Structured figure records
━━━━━━━━
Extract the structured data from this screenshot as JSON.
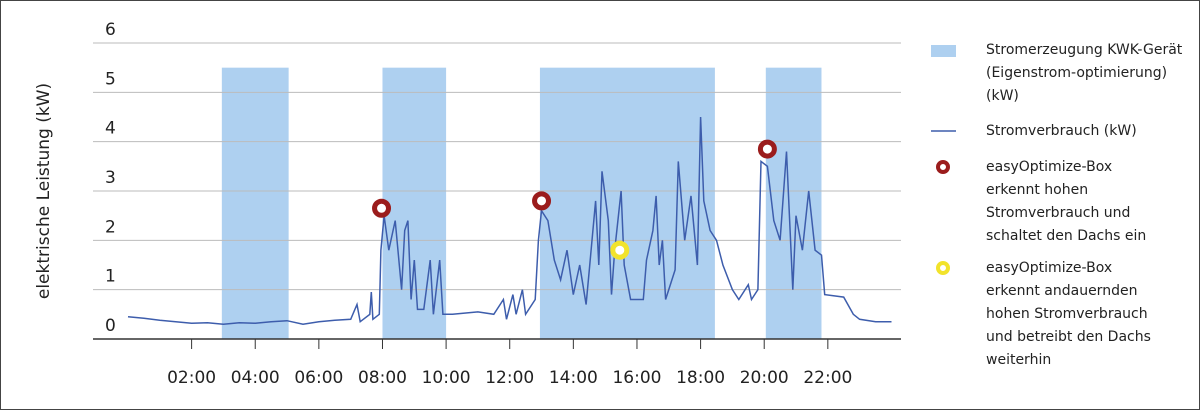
{
  "chart_data": {
    "type": "line",
    "ylabel": "elektrische Leistung (kW)",
    "xlim": [
      -1.1,
      24.3
    ],
    "xticks": [
      {
        "value": 2,
        "label": "02:00"
      },
      {
        "value": 4,
        "label": "04:00"
      },
      {
        "value": 6,
        "label": "06:00"
      },
      {
        "value": 8,
        "label": "08:00"
      },
      {
        "value": 10,
        "label": "10:00"
      },
      {
        "value": 12,
        "label": "12:00"
      },
      {
        "value": 14,
        "label": "14:00"
      },
      {
        "value": 16,
        "label": "16:00"
      },
      {
        "value": 18,
        "label": "18:00"
      },
      {
        "value": 20,
        "label": "20:00"
      },
      {
        "value": 22,
        "label": "22:00"
      }
    ],
    "ylim": [
      0,
      6
    ],
    "yticks": [
      0,
      1,
      2,
      3,
      4,
      5,
      6
    ],
    "grid": true,
    "bands": {
      "name": "Stromerzeugung KWK-Gerät (Eigenstrom-optimierung) (kW)",
      "color": "#aed0f0",
      "top": 5.5,
      "ranges": [
        [
          2.95,
          5.05
        ],
        [
          8.0,
          10.0
        ],
        [
          12.95,
          18.45
        ],
        [
          20.05,
          21.8
        ]
      ]
    },
    "x": [
      0,
      0.5,
      1,
      1.5,
      2,
      2.5,
      3,
      3.5,
      4,
      4.5,
      5,
      5.5,
      6,
      6.5,
      7,
      7.2,
      7.3,
      7.6,
      7.65,
      7.7,
      7.9,
      7.95,
      8.05,
      8.2,
      8.4,
      8.6,
      8.7,
      8.8,
      8.9,
      9.0,
      9.1,
      9.3,
      9.5,
      9.6,
      9.8,
      9.9,
      10.2,
      11,
      11.5,
      11.8,
      11.9,
      12.1,
      12.2,
      12.4,
      12.5,
      12.8,
      12.9,
      13.0,
      13.2,
      13.4,
      13.6,
      13.8,
      14.0,
      14.2,
      14.4,
      14.5,
      14.7,
      14.8,
      14.9,
      15.1,
      15.2,
      15.3,
      15.5,
      15.6,
      15.8,
      16.2,
      16.3,
      16.5,
      16.6,
      16.7,
      16.8,
      16.9,
      17.2,
      17.3,
      17.5,
      17.7,
      17.9,
      18.0,
      18.1,
      18.3,
      18.5,
      18.7,
      19.0,
      19.2,
      19.5,
      19.6,
      19.8,
      19.9,
      20.1,
      20.3,
      20.5,
      20.7,
      20.9,
      21.0,
      21.2,
      21.4,
      21.6,
      21.8,
      21.9,
      22.5,
      22.8,
      23,
      23.5,
      24
    ],
    "series": [
      {
        "name": "Stromverbrauch (kW)",
        "color": "#3d5dac",
        "values": [
          0.45,
          0.42,
          0.38,
          0.35,
          0.32,
          0.33,
          0.3,
          0.33,
          0.32,
          0.35,
          0.37,
          0.3,
          0.35,
          0.38,
          0.4,
          0.7,
          0.35,
          0.5,
          0.95,
          0.4,
          0.5,
          1.8,
          2.5,
          1.8,
          2.4,
          1.0,
          2.2,
          2.4,
          0.8,
          1.6,
          0.6,
          0.6,
          1.6,
          0.5,
          1.6,
          0.5,
          0.5,
          0.55,
          0.5,
          0.8,
          0.4,
          0.9,
          0.5,
          1.0,
          0.5,
          0.8,
          2.0,
          2.6,
          2.4,
          1.6,
          1.2,
          1.8,
          0.9,
          1.5,
          0.7,
          1.4,
          2.8,
          1.5,
          3.4,
          2.4,
          0.9,
          1.8,
          3.0,
          1.5,
          0.8,
          0.8,
          1.6,
          2.2,
          2.9,
          1.5,
          2.0,
          0.8,
          1.4,
          3.6,
          2.0,
          2.9,
          1.5,
          4.5,
          2.8,
          2.2,
          2.0,
          1.5,
          1.0,
          0.8,
          1.1,
          0.8,
          1.0,
          3.6,
          3.5,
          2.4,
          2.0,
          3.8,
          1.0,
          2.5,
          1.8,
          3.0,
          1.8,
          1.7,
          0.9,
          0.85,
          0.5,
          0.4,
          0.35,
          0.35
        ]
      }
    ],
    "markers": [
      {
        "name": "easyOptimize-Box erkennt hohen Stromverbrauch und schaltet den Dachs ein",
        "color": "#9b1c1c",
        "x": [
          7.97,
          13.0,
          20.1
        ],
        "y": [
          2.65,
          2.8,
          3.85
        ]
      },
      {
        "name": "easyOptimize-Box erkennt andauernden hohen Stromverbrauch und betreibt den Dachs weiterhin",
        "color": "#f2e32b",
        "x": [
          15.46
        ],
        "y": [
          1.8
        ]
      }
    ]
  }
}
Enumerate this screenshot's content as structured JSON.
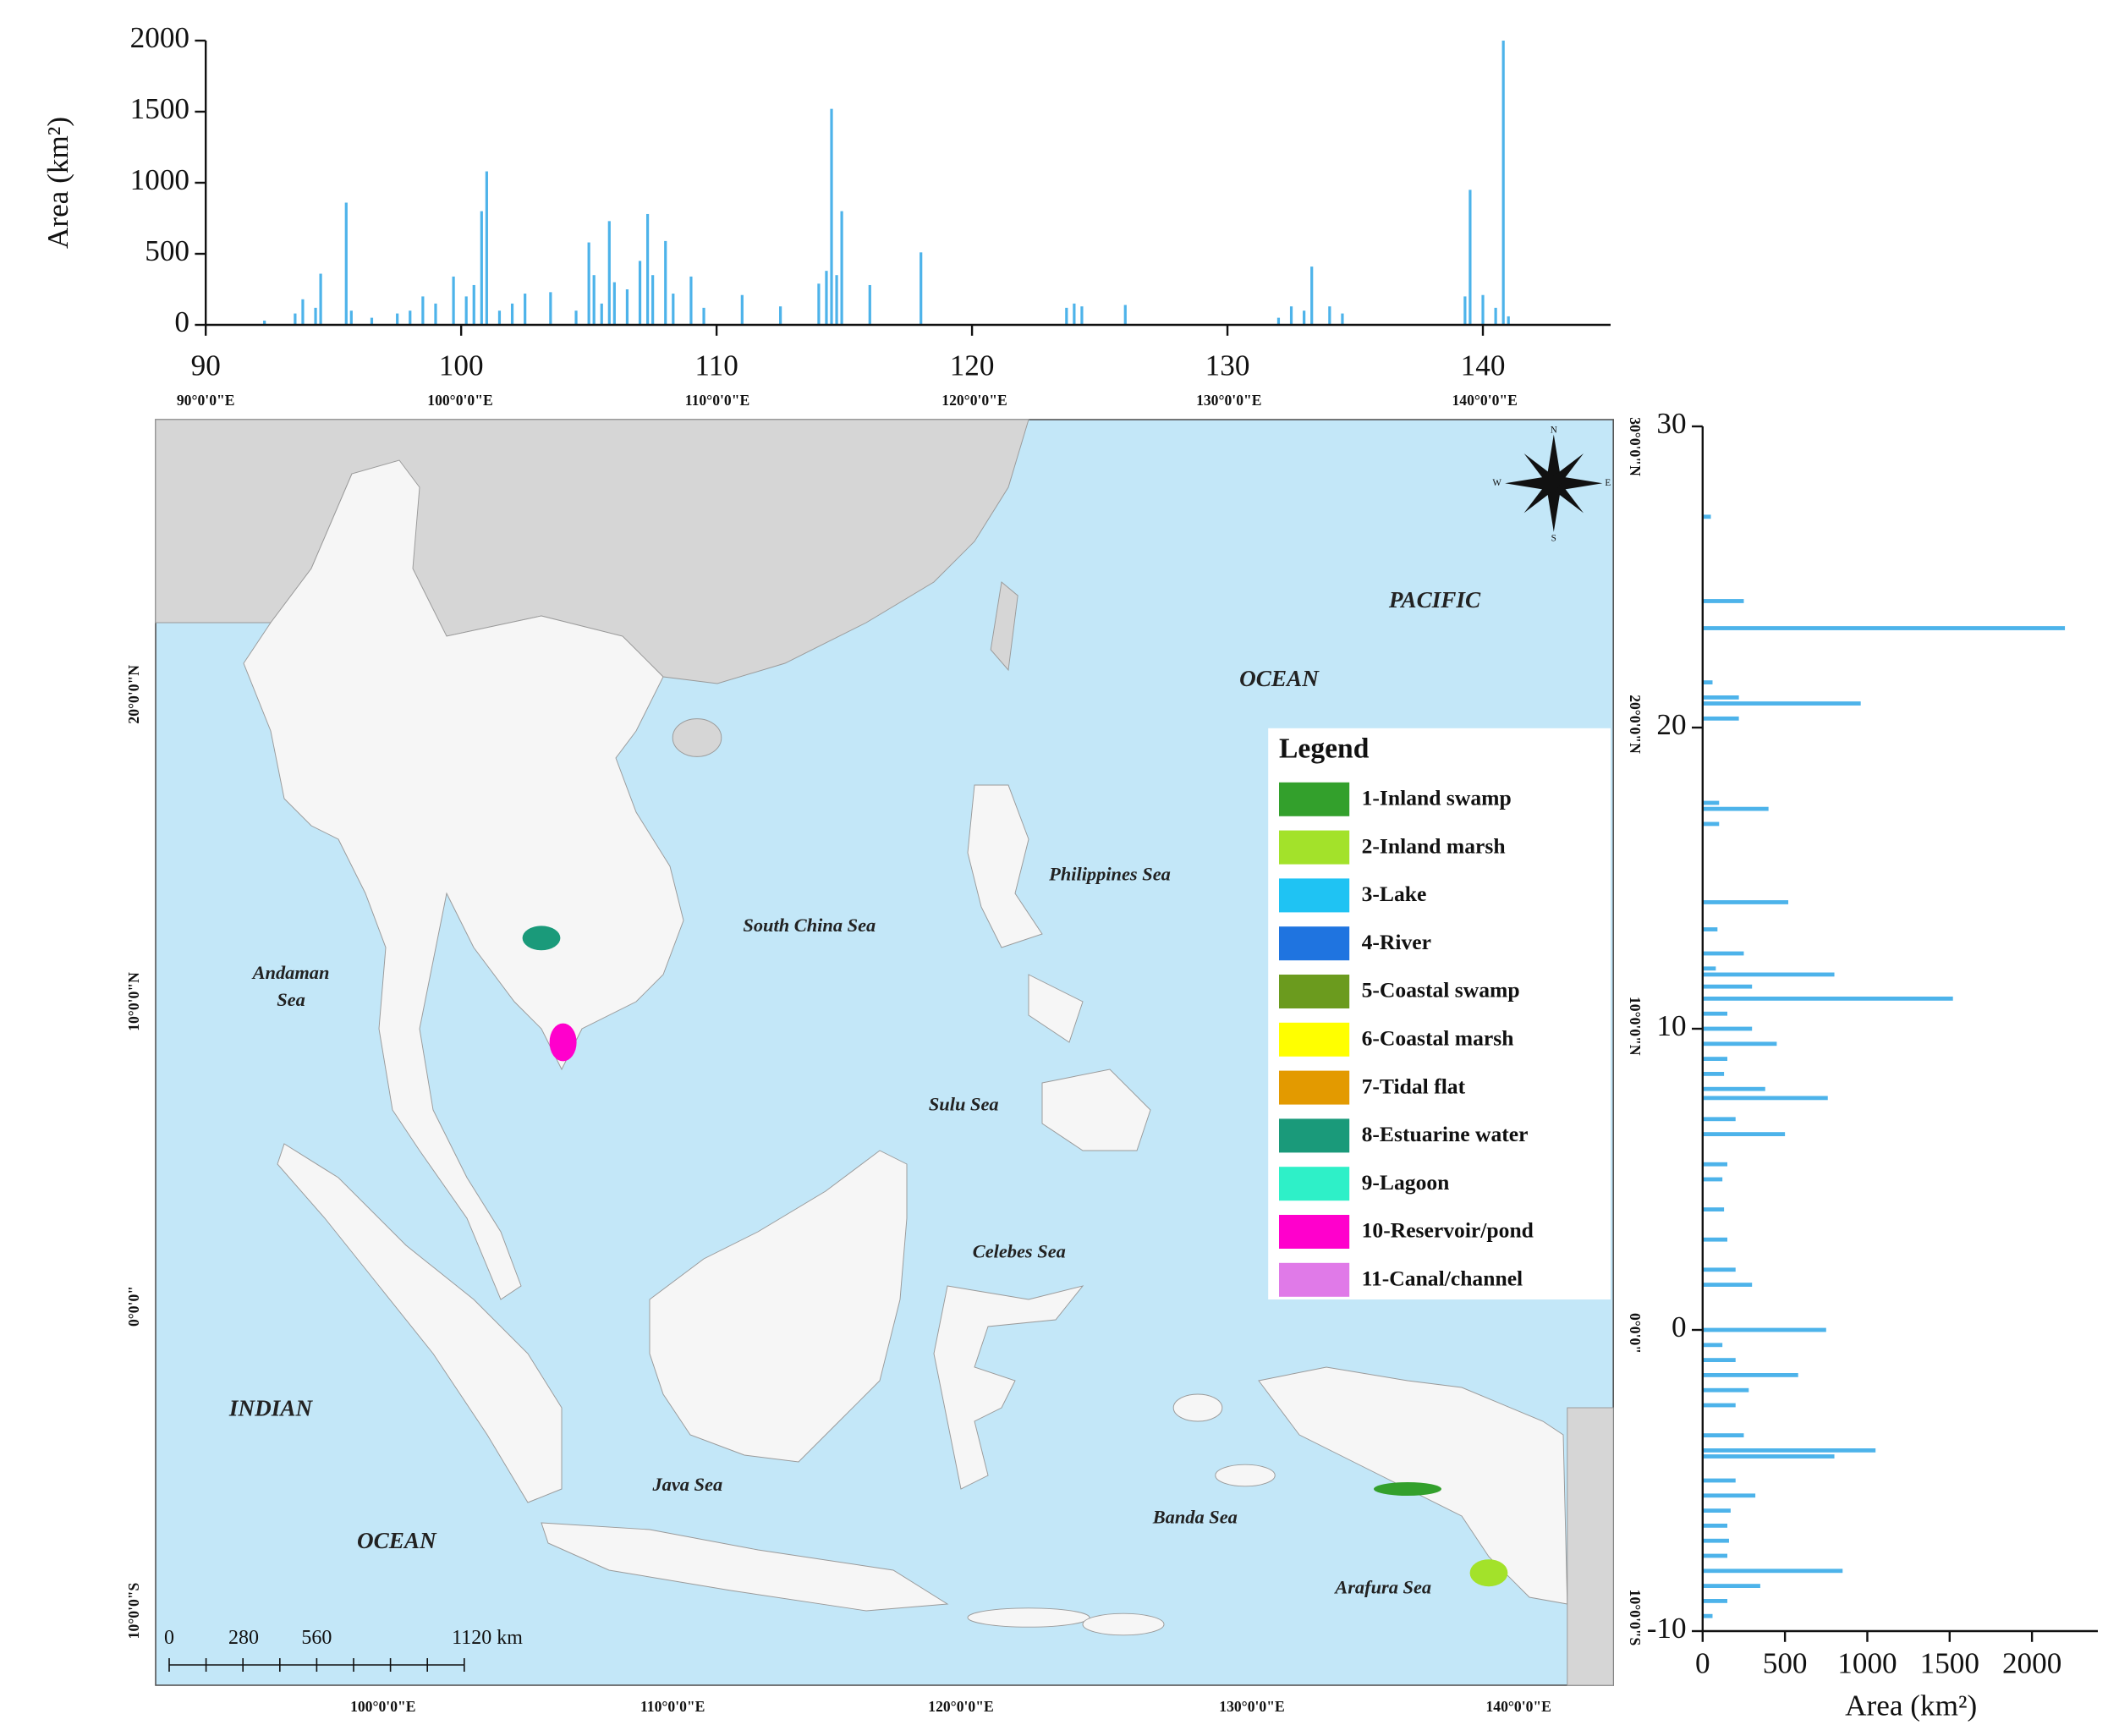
{
  "chart_data": [
    {
      "type": "bar",
      "orientation": "vertical",
      "ylabel": "Area (km²)",
      "color": "#4db3ea",
      "x": [
        92.3,
        93.5,
        93.8,
        94.3,
        94.5,
        95.5,
        95.7,
        96.5,
        97.5,
        98,
        98.5,
        99,
        99.7,
        100.2,
        100.5,
        100.8,
        101,
        101.5,
        102,
        102.5,
        103.5,
        104.5,
        105,
        105.2,
        105.5,
        105.8,
        106,
        106.5,
        107,
        107.3,
        107.5,
        108,
        108.3,
        109,
        109.5,
        111,
        112.5,
        114,
        114.3,
        114.5,
        114.7,
        114.9,
        116,
        118,
        123.7,
        124,
        124.3,
        126,
        132,
        132.5,
        133,
        133.3,
        134,
        134.5,
        139.3,
        139.5,
        140,
        140.5,
        140.8,
        141
      ],
      "values": [
        30,
        80,
        180,
        120,
        360,
        860,
        100,
        50,
        80,
        100,
        200,
        150,
        340,
        200,
        280,
        800,
        1080,
        100,
        150,
        220,
        230,
        100,
        580,
        350,
        150,
        730,
        300,
        250,
        450,
        780,
        350,
        590,
        220,
        340,
        120,
        210,
        130,
        290,
        380,
        1520,
        350,
        800,
        280,
        510,
        120,
        150,
        130,
        140,
        50,
        130,
        100,
        410,
        130,
        80,
        200,
        950,
        210,
        120,
        2000,
        60
      ],
      "xlim": [
        90,
        145
      ],
      "xticks": [
        90,
        100,
        110,
        120,
        130,
        140
      ],
      "ylim": [
        0,
        2000
      ],
      "yticks": [
        0,
        500,
        1000,
        1500,
        2000
      ]
    },
    {
      "type": "bar",
      "orientation": "horizontal",
      "xlabel": "Area (km²)",
      "color": "#4db3ea",
      "y": [
        27,
        24.2,
        23.3,
        21.5,
        21,
        20.8,
        20.3,
        17.5,
        17.3,
        16.8,
        14.2,
        13.3,
        12.5,
        12,
        11.8,
        11.4,
        11,
        10.5,
        10,
        9.5,
        9,
        8.5,
        8,
        7.7,
        7,
        6.5,
        5.5,
        5,
        4,
        3,
        2,
        1.5,
        0,
        -0.5,
        -1,
        -1.5,
        -2,
        -2.5,
        -3.5,
        -4,
        -4.2,
        -5,
        -5.5,
        -6,
        -6.5,
        -7,
        -7.5,
        -8,
        -8.5,
        -9,
        -9.5
      ],
      "values": [
        50,
        250,
        2200,
        60,
        220,
        960,
        220,
        100,
        400,
        100,
        520,
        90,
        250,
        80,
        800,
        300,
        1520,
        150,
        300,
        450,
        150,
        130,
        380,
        760,
        200,
        500,
        150,
        120,
        130,
        150,
        200,
        300,
        750,
        120,
        200,
        580,
        280,
        200,
        250,
        1050,
        800,
        200,
        320,
        170,
        150,
        160,
        150,
        850,
        350,
        150,
        60
      ],
      "xlim": [
        0,
        2400
      ],
      "xticks": [
        0,
        500,
        1000,
        1500,
        2000
      ],
      "ylim": [
        -10,
        30
      ],
      "yticks": [
        -10,
        0,
        10,
        20,
        30
      ]
    },
    {
      "type": "map",
      "graticule_top": [
        "90°0'0\"E",
        "100°0'0\"E",
        "110°0'0\"E",
        "120°0'0\"E",
        "130°0'0\"E",
        "140°0'0\"E"
      ],
      "graticule_bottom": [
        "100°0'0\"E",
        "110°0'0\"E",
        "120°0'0\"E",
        "130°0'0\"E",
        "140°0'0\"E"
      ],
      "graticule_left": [
        "20°0'0\"N",
        "10°0'0\"N",
        "0°0'0\"",
        "10°0'0\"S"
      ],
      "graticule_right": [
        "30°0'0\"N",
        "20°0'0\"N",
        "10°0'0\"N",
        "0°0'0\"",
        "10°0'0\"S"
      ],
      "places": [
        "PACIFIC",
        "OCEAN",
        "Philippines Sea",
        "South China Sea",
        "Andaman",
        "Sea",
        "Sulu Sea",
        "Celebes Sea",
        "INDIAN",
        "OCEAN",
        "Java Sea",
        "Banda Sea",
        "Arafura Sea"
      ],
      "compass": [
        "N",
        "E",
        "S",
        "W"
      ],
      "legend_title": "Legend",
      "legend": [
        {
          "name": "1-Inland swamp",
          "color": "#33a02c"
        },
        {
          "name": "2-Inland marsh",
          "color": "#a3e22a"
        },
        {
          "name": "3-Lake",
          "color": "#1fc3f3"
        },
        {
          "name": "4-River",
          "color": "#1f74e0"
        },
        {
          "name": "5-Coastal swamp",
          "color": "#6b9b1e"
        },
        {
          "name": "6-Coastal marsh",
          "color": "#ffff00"
        },
        {
          "name": "7-Tidal flat",
          "color": "#e39a00"
        },
        {
          "name": "8-Estuarine water",
          "color": "#1a9a7a"
        },
        {
          "name": "9-Lagoon",
          "color": "#2ef0c8"
        },
        {
          "name": "10-Reservoir/pond",
          "color": "#ff00cc"
        },
        {
          "name": "11-Canal/channel",
          "color": "#e07ae8"
        }
      ],
      "scale_labels": [
        "0",
        "280",
        "560",
        "1120 km"
      ]
    }
  ]
}
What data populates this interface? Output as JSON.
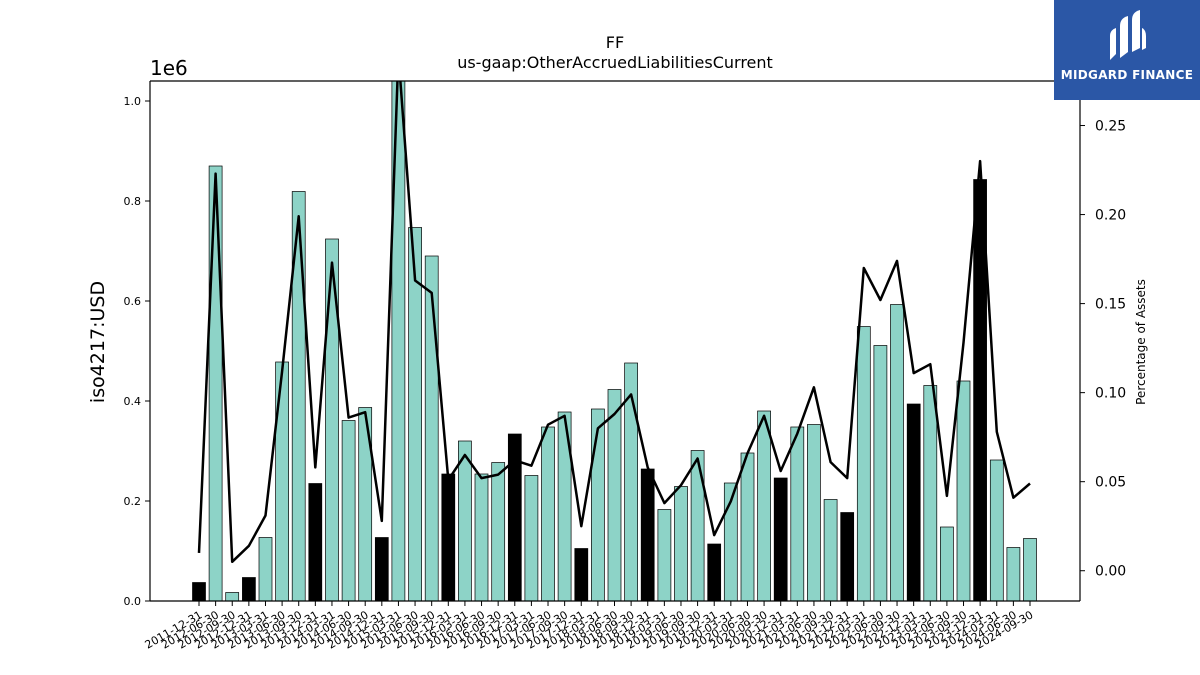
━━━━━━━━
* _To be done_: Find all lines where the word "orientation" appears. Copy them.

* _Expected answer_:
      "orientation": "vertical",
      "orientation": "horizontal",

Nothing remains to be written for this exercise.